[Collected data entries]
____

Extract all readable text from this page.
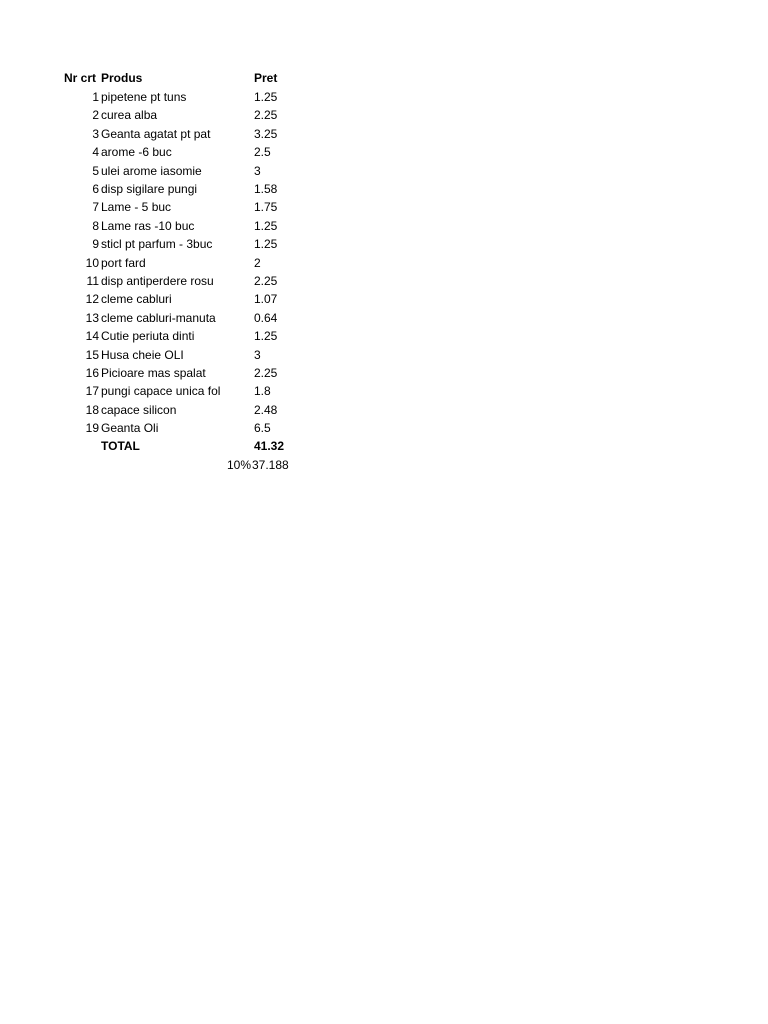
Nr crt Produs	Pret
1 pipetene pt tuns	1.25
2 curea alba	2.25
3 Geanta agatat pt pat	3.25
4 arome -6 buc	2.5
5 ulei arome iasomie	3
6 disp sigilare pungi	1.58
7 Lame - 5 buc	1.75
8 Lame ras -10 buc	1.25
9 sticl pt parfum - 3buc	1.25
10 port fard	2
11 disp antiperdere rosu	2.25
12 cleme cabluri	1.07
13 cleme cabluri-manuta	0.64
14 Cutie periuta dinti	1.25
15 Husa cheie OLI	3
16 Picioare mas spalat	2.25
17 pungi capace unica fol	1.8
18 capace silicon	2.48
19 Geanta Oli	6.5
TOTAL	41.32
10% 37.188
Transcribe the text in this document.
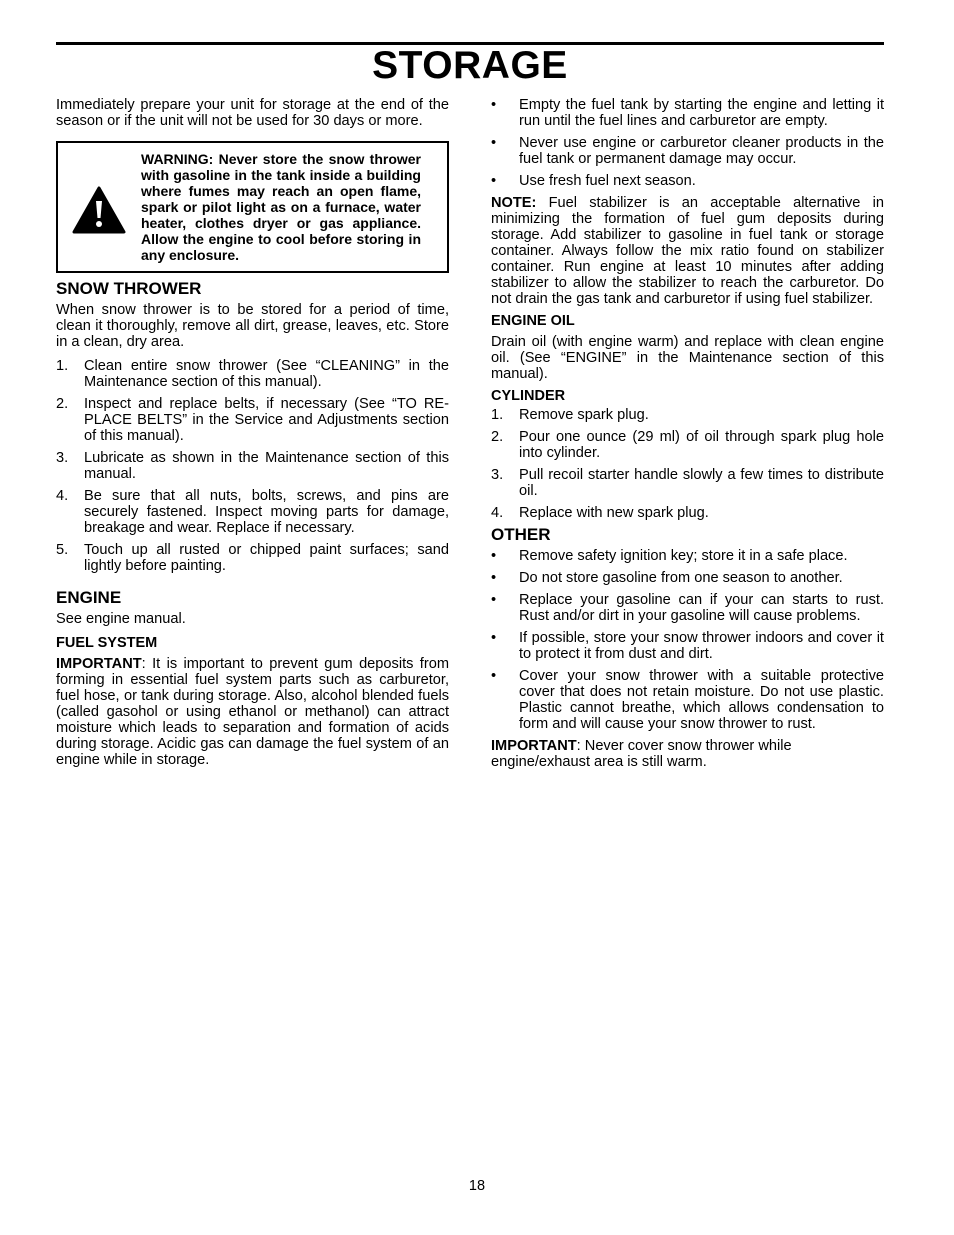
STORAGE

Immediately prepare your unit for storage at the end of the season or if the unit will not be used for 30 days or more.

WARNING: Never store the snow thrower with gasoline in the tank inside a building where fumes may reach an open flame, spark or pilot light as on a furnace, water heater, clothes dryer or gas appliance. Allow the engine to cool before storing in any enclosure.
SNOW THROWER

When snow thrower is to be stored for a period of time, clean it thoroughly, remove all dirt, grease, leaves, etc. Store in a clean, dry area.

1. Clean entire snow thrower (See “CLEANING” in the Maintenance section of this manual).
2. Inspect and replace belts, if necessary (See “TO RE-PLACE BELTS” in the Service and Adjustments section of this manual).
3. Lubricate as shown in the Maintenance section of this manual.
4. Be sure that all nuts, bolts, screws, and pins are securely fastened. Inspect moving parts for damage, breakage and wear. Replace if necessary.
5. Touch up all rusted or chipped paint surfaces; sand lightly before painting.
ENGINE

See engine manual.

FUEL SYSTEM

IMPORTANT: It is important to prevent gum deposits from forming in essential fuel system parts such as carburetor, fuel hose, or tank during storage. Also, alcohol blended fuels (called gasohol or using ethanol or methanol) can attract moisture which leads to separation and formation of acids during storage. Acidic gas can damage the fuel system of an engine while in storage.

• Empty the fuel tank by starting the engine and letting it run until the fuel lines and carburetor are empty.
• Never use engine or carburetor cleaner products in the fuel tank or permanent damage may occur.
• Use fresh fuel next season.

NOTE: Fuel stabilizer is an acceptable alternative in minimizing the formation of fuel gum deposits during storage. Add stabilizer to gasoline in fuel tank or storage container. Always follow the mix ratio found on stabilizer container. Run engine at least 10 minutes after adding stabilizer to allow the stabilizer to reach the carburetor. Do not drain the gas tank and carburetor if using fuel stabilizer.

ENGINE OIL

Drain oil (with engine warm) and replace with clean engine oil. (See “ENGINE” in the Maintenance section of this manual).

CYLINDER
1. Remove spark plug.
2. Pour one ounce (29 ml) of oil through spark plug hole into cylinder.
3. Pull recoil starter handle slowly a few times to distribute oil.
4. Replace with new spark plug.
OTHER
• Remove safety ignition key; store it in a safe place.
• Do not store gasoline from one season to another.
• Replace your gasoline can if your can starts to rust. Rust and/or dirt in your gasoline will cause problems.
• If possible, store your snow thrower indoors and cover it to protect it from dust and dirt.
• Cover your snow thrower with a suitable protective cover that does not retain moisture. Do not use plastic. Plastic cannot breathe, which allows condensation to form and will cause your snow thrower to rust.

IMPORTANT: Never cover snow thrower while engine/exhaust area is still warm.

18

____

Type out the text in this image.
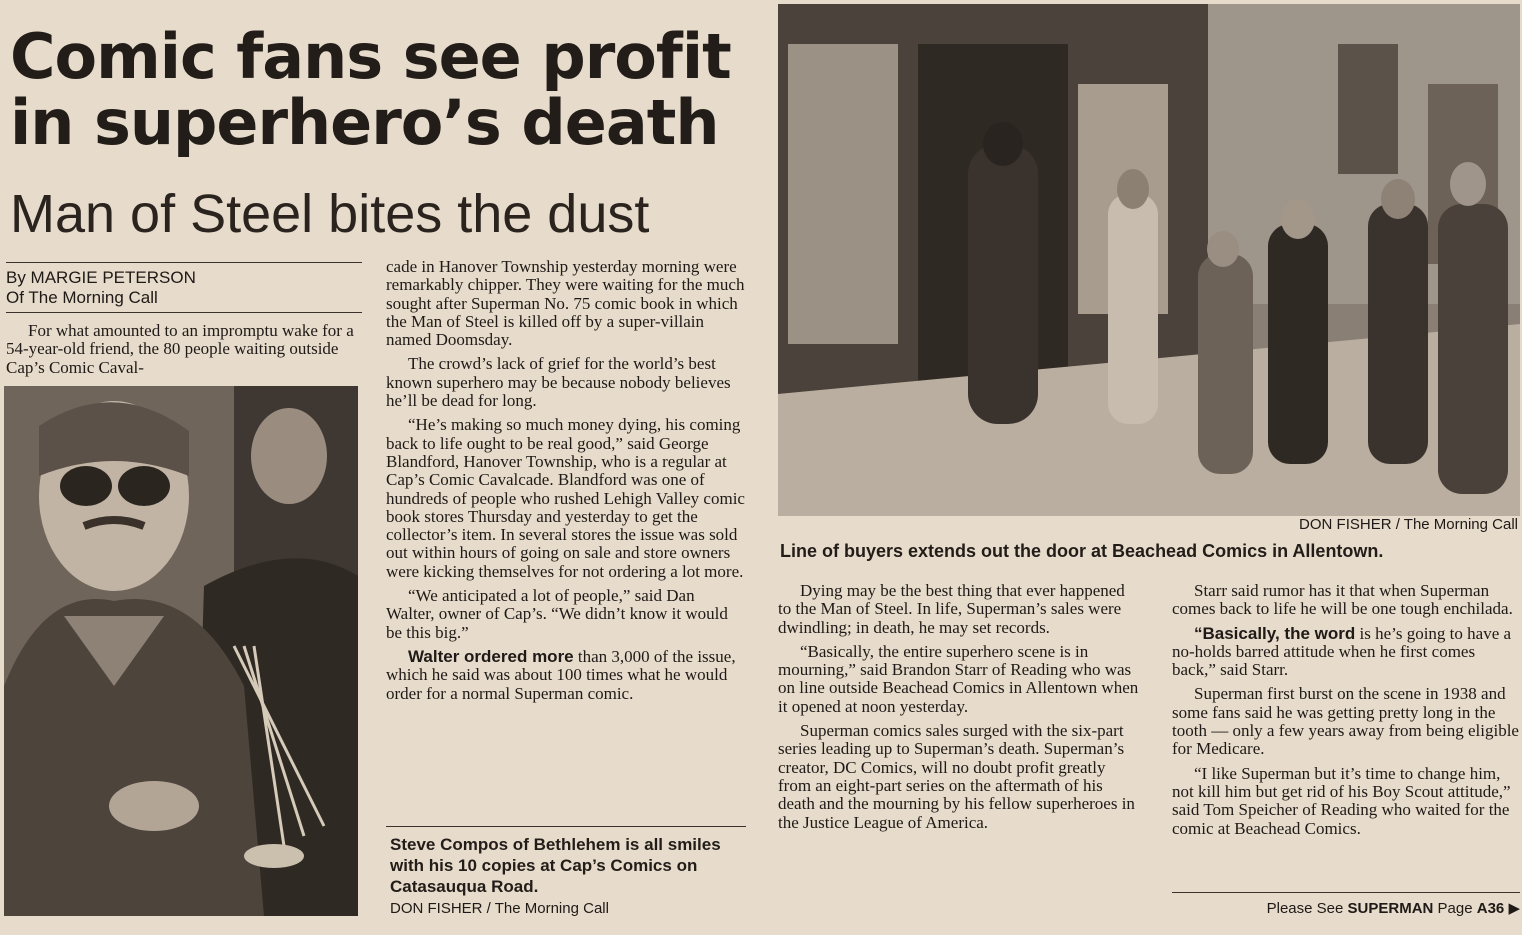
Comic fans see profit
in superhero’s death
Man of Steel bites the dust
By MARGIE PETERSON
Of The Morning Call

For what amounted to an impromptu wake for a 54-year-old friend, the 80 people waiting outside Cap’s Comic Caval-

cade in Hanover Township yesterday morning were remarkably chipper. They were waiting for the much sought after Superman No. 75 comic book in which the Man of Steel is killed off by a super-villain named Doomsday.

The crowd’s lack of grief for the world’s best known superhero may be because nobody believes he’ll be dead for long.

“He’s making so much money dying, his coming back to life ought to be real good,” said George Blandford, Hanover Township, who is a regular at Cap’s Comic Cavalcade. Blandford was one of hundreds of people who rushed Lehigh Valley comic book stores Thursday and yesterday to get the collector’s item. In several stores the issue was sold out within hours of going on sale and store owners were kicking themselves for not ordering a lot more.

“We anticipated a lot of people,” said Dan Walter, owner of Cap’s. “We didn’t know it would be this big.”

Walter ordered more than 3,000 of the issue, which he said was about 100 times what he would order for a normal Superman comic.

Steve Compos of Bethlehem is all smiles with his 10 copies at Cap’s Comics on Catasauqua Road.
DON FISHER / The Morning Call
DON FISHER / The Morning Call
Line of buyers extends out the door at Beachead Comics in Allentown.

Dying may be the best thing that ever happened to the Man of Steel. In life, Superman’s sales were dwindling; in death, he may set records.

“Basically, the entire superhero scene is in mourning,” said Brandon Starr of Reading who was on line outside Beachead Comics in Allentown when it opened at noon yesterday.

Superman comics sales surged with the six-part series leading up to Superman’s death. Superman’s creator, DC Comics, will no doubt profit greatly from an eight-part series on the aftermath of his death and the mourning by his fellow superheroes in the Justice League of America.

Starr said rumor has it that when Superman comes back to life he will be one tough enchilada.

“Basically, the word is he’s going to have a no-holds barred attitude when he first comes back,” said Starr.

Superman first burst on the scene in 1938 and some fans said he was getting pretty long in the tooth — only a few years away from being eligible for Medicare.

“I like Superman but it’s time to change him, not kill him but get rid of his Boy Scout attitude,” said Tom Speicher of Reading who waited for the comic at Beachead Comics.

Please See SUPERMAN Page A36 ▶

____

● **To do**
Return each line where "sales" shows up.

● **Response**
Dying may be the best thing that ever happened to the Man of Steel. In life, Superman’s sales were dwindling; in death, he may set records.
Superman comics sales surged with the six-part series leading up to Superman’s death. Superman’s creator, DC Comics, will no doubt profit greatly from an eight-part series on the aftermath of his death and the mourning by his fellow superheroes in the Justice League of America.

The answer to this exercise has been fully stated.